# Work required
Reproduce the full listing below unchanged, apart from the pictures.

**** Record set ****

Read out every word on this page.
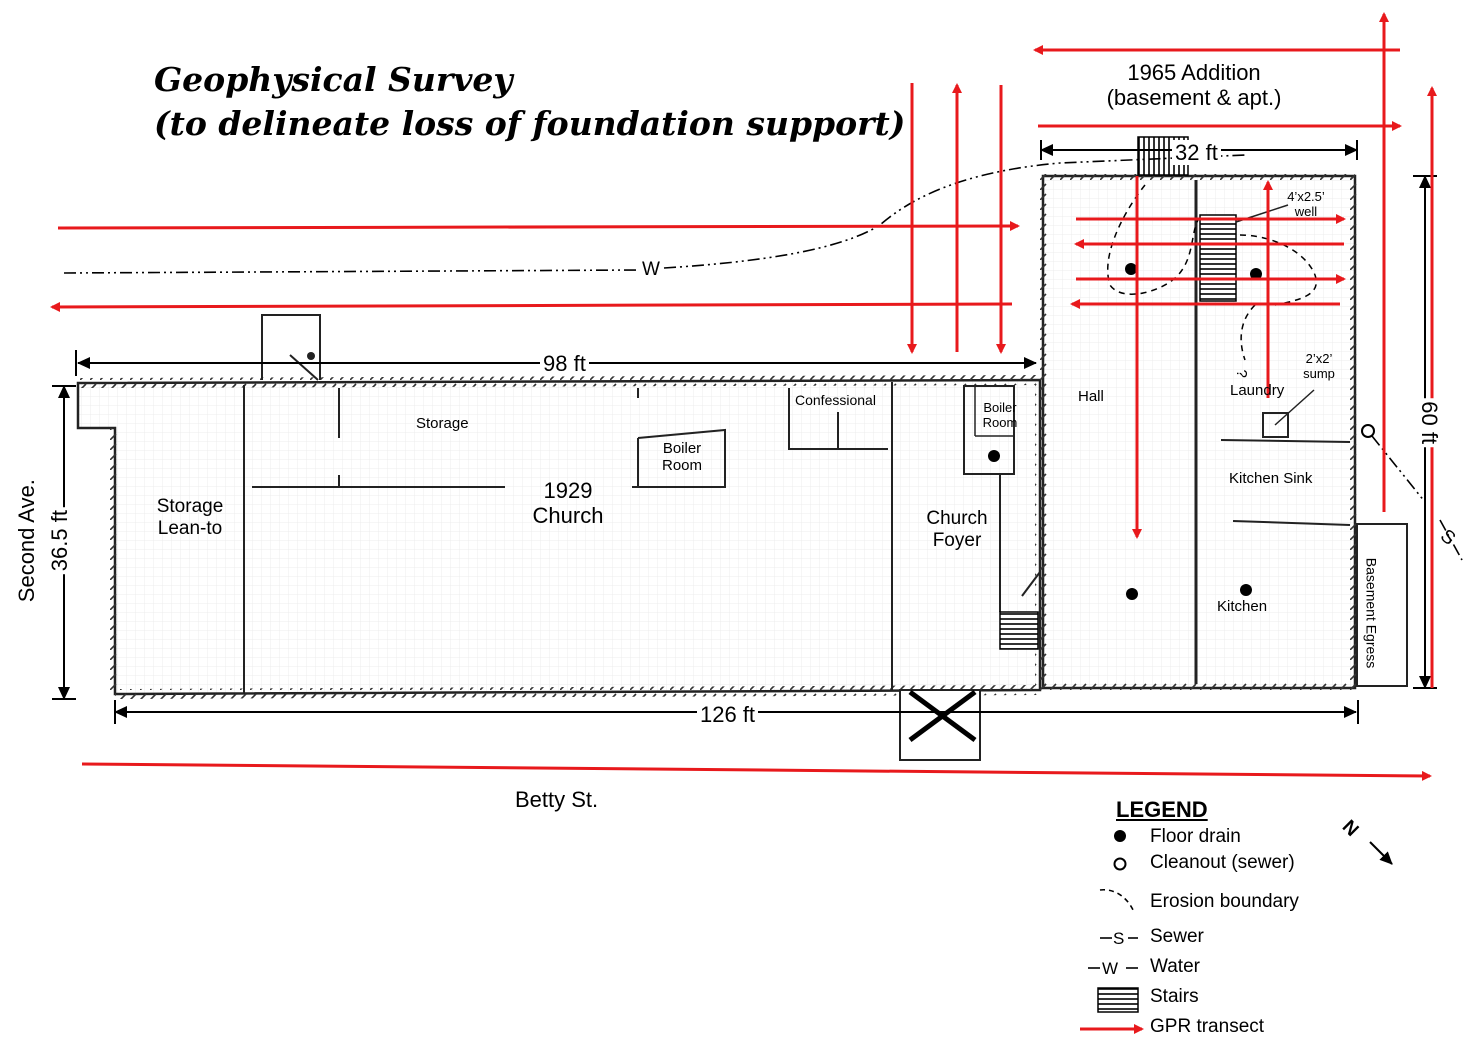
Geophysical Survey
(to delineate loss of foundation support)
98 ft
126 ft
36.5 ft
32 ft
60 ft
Second Ave.
Betty St.
Storage
Lean-to
Storage
1929
Church
Boiler
Room
Confessional	Boiler
Room
Church
Foyer
1965 Addition
(basement & apt.)
Hall	Laundry
Kitchen Sink
Kitchen	Basement Egress
4’x2.5’
well
2’x2’
sump
W
S
?
N
LEGEND
Floor drain
Cleanout (sewer)
Erosion boundary
S Sewer
W Water
Stairs
GPR transect
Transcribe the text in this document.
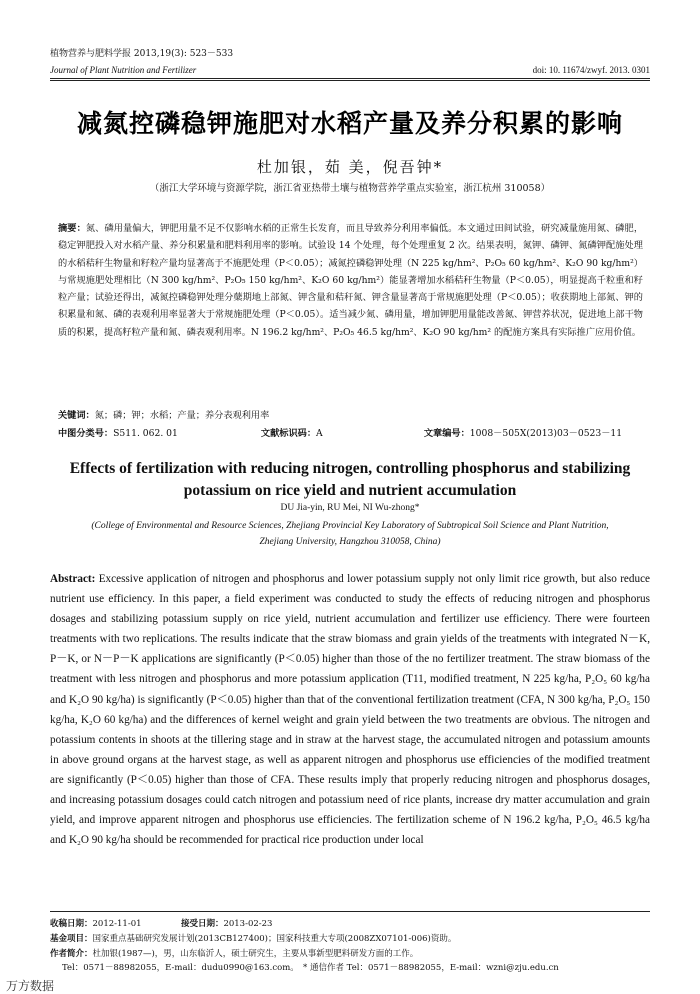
植物营养与肥料学报 2013,19(3): 523－533
Journal of Plant Nutrition and Fertilizer	doi: 10. 11674/zwyf. 2013. 0301
减氮控磷稳钾施肥对水稻产量及养分积累的影响
杜加银，茹 美，倪吾钟*
（浙江大学环境与资源学院，浙江省亚热带土壤与植物营养学重点实验室，浙江杭州 310058）
摘要：氮、磷用量偏大，钾肥用量不足不仅影响水稻的正常生长发育，而且导致养分利用率偏低。本文通过田间试验，研究减量施用氮、磷肥，稳定钾肥投入对水稻产量、养分积累量和肥料利用率的影响。试验设 14 个处理，每个处理重复 2 次。结果表明，氮钾、磷钾、氮磷钾配施处理的水稻秸秆生物量和籽粒产量均显著高于不施肥处理（P＜0.05）；减氮控磷稳钾处理（N 225 kg/hm²、P₂O₅ 60 kg/hm²、K₂O 90 kg/hm²）与常规施肥处理相比（N 300 kg/hm²、P₂O₅ 150 kg/hm²、K₂O 60 kg/hm²）能显著增加水稻秸秆生物量（P＜0.05），明显提高千粒重和籽粒产量；试验还得出，减氮控磷稳钾处理分蘖期地上部氮、钾含量和秸秆氮、钾含量显著高于常规施肥处理（P＜0.05）；收获期地上部氮、钾的积累量和氮、磷的表观利用率显著大于常规施肥处理（P＜0.05）。适当减少氮、磷用量，增加钾肥用量能改善氮、钾营养状况，促进地上部干物质的积累，提高籽粒产量和氮、磷表观利用率。N 196.2 kg/hm²、P₂O₅ 46.5 kg/hm²、K₂O 90 kg/hm² 的配施方案具有实际推广应用价值。
关键词：氮；磷；钾；水稻；产量；养分表观利用率
中图分类号：S511. 062. 01	文献标识码：A	文章编号：1008－505X(2013)03－0523－11
Effects of fertilization with reducing nitrogen, controlling phosphorus and stabilizing potassium on rice yield and nutrient accumulation
DU Jia-yin, RU Mei, NI Wu-zhong*
(College of Environmental and Resource Sciences, Zhejiang Provincial Key Laboratory of Subtropical Soil Science and Plant Nutrition, Zhejiang University, Hangzhou 310058, China)
Abstract: Excessive application of nitrogen and phosphorus and lower potassium supply not only limit rice growth, but also reduce nutrient use efficiency. In this paper, a field experiment was conducted to study the effects of reducing nitrogen and phosphorus dosages and stabilizing potassium supply on rice yield, nutrient accumulation and fertilizer use efficiency. There were fourteen treatments with two replications. The results indicate that the straw biomass and grain yields of the treatments with integrated N－K, P－K, or N－P－K applications are significantly (P＜0.05) higher than those of the no fertilizer treatment. The straw biomass of the treatment with less nitrogen and phosphorus and more potassium application (T11, modified treatment, N 225 kg/ha, P₂O₅ 60 kg/ha and K₂O 90 kg/ha) is significantly (P＜0.05) higher than that of the conventional fertilization treatment (CFA, N 300 kg/ha, P₂O₅ 150 kg/ha, K₂O 60 kg/ha) and the differences of kernel weight and grain yield between the two treatments are obvious. The nitrogen and potassium contents in shoots at the tillering stage and in straw at the harvest stage, the accumulated nitrogen and potassium amounts in above ground organs at the harvest stage, as well as apparent nitrogen and phosphorus use efficiencies of the modified treatment are significantly (P＜0.05) higher than those of CFA. These results imply that properly reducing nitrogen and phosphorus dosages, and increasing potassium dosages could catch nitrogen and potassium need of rice plants, increase dry matter accumulation and grain yield, and improve apparent nitrogen and phosphorus use efficiencies. The fertilization scheme of N 196.2 kg/ha, P₂O₅ 46.5 kg/ha and K₂O 90 kg/ha should be recommended for practical rice production under local
收稿日期：2012-11-01	接受日期：2013-02-23
基金项目：国家重点基础研究发展计划(2013CB127400)；国家科技重大专项(2008ZX07101-006)资助。
作者简介：杜加银(1987—)，男，山东临沂人，硕士研究生，主要从事新型肥料研发方面的工作。
Tel：0571－88982055，E-mail：dudu0990@163.com。　* 通信作者 Tel：0571－88982055，E-mail：wzni@zju.edu.cn
万方数据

****

# Written solution
Read out every word on this page.
Geophysical Survey
(to delineate loss of foundation support)
98 ft
126 ft
36.5 ft
32 ft
60 ft
Second Ave.
Betty St.
Storage
Lean-to
Storage
1929
Church
Boiler
Room
Confessional	Boiler
Room
Church
Foyer
1965 Addition
(basement & apt.)
Hall	Laundry
Kitchen Sink
Kitchen	Basement Egress
4’x2.5’
well
2’x2’
sump
W
S
?
N
LEGEND
Floor drain
Cleanout (sewer)
Erosion boundary
S Sewer
W Water
Stairs
GPR transect
Transcribe the text in this document.
植物营养与肥料学报 2013,19(3): 523－533
Journal of Plant Nutrition and Fertilizer	doi: 10. 11674/zwyf. 2013. 0301
减氮控磷稳钾施肥对水稻产量及养分积累的影响
杜加银，茹 美，倪吾钟*
（浙江大学环境与资源学院，浙江省亚热带土壤与植物营养学重点实验室，浙江杭州 310058）
摘要：氮、磷用量偏大，钾肥用量不足不仅影响水稻的正常生长发育，而且导致养分利用率偏低。本文通过田间试验，研究减量施用氮、磷肥，稳定钾肥投入对水稻产量、养分积累量和肥料利用率的影响。试验设 14 个处理，每个处理重复 2 次。结果表明，氮钾、磷钾、氮磷钾配施处理的水稻秸秆生物量和籽粒产量均显著高于不施肥处理（P＜0.05）；减氮控磷稳钾处理（N 225 kg/hm²、P₂O₅ 60 kg/hm²、K₂O 90 kg/hm²）与常规施肥处理相比（N 300 kg/hm²、P₂O₅ 150 kg/hm²、K₂O 60 kg/hm²）能显著增加水稻秸秆生物量（P＜0.05），明显提高千粒重和籽粒产量；试验还得出，减氮控磷稳钾处理分蘖期地上部氮、钾含量和秸秆氮、钾含量显著高于常规施肥处理（P＜0.05）；收获期地上部氮、钾的积累量和氮、磷的表观利用率显著大于常规施肥处理（P＜0.05）。适当减少氮、磷用量，增加钾肥用量能改善氮、钾营养状况，促进地上部干物质的积累，提高籽粒产量和氮、磷表观利用率。N 196.2 kg/hm²、P₂O₅ 46.5 kg/hm²、K₂O 90 kg/hm² 的配施方案具有实际推广应用价值。
关键词：氮；磷；钾；水稻；产量；养分表观利用率
中图分类号：S511. 062. 01	文献标识码：A	文章编号：1008－505X(2013)03－0523－11
Effects of fertilization with reducing nitrogen, controlling phosphorus and stabilizing potassium on rice yield and nutrient accumulation
DU Jia-yin, RU Mei, NI Wu-zhong*
(College of Environmental and Resource Sciences, Zhejiang Provincial Key Laboratory of Subtropical Soil Science and Plant Nutrition, Zhejiang University, Hangzhou 310058, China)
Abstract: Excessive application of nitrogen and phosphorus and lower potassium supply not only limit rice growth, but also reduce nutrient use efficiency. In this paper, a field experiment was conducted to study the effects of reducing nitrogen and phosphorus dosages and stabilizing potassium supply on rice yield, nutrient accumulation and fertilizer use efficiency. There were fourteen treatments with two replications. The results indicate that the straw biomass and grain yields of the treatments with integrated N－K, P－K, or N－P－K applications are significantly (P＜0.05) higher than those of the no fertilizer treatment. The straw biomass of the treatment with less nitrogen and phosphorus and more potassium application (T11, modified treatment, N 225 kg/ha, P₂O₅ 60 kg/ha and K₂O 90 kg/ha) is significantly (P＜0.05) higher than that of the conventional fertilization treatment (CFA, N 300 kg/ha, P₂O₅ 150 kg/ha, K₂O 60 kg/ha) and the differences of kernel weight and grain yield between the two treatments are obvious. The nitrogen and potassium contents in shoots at the tillering stage and in straw at the harvest stage, the accumulated nitrogen and potassium amounts in above ground organs at the harvest stage, as well as apparent nitrogen and phosphorus use efficiencies of the modified treatment are significantly (P＜0.05) higher than those of CFA. These results imply that properly reducing nitrogen and phosphorus dosages, and increasing potassium dosages could catch nitrogen and potassium need of rice plants, increase dry matter accumulation and grain yield, and improve apparent nitrogen and phosphorus use efficiencies. The fertilization scheme of N 196.2 kg/ha, P₂O₅ 46.5 kg/ha and K₂O 90 kg/ha should be recommended for practical rice production under local
收稿日期：2012-11-01	接受日期：2013-02-23
基金项目：国家重点基础研究发展计划(2013CB127400)；国家科技重大专项(2008ZX07101-006)资助。
作者简介：杜加银(1987—)，男，山东临沂人，硕士研究生，主要从事新型肥料研发方面的工作。
Tel：0571－88982055，E-mail：dudu0990@163.com。　* 通信作者 Tel：0571－88982055，E-mail：wzni@zju.edu.cn
万方数据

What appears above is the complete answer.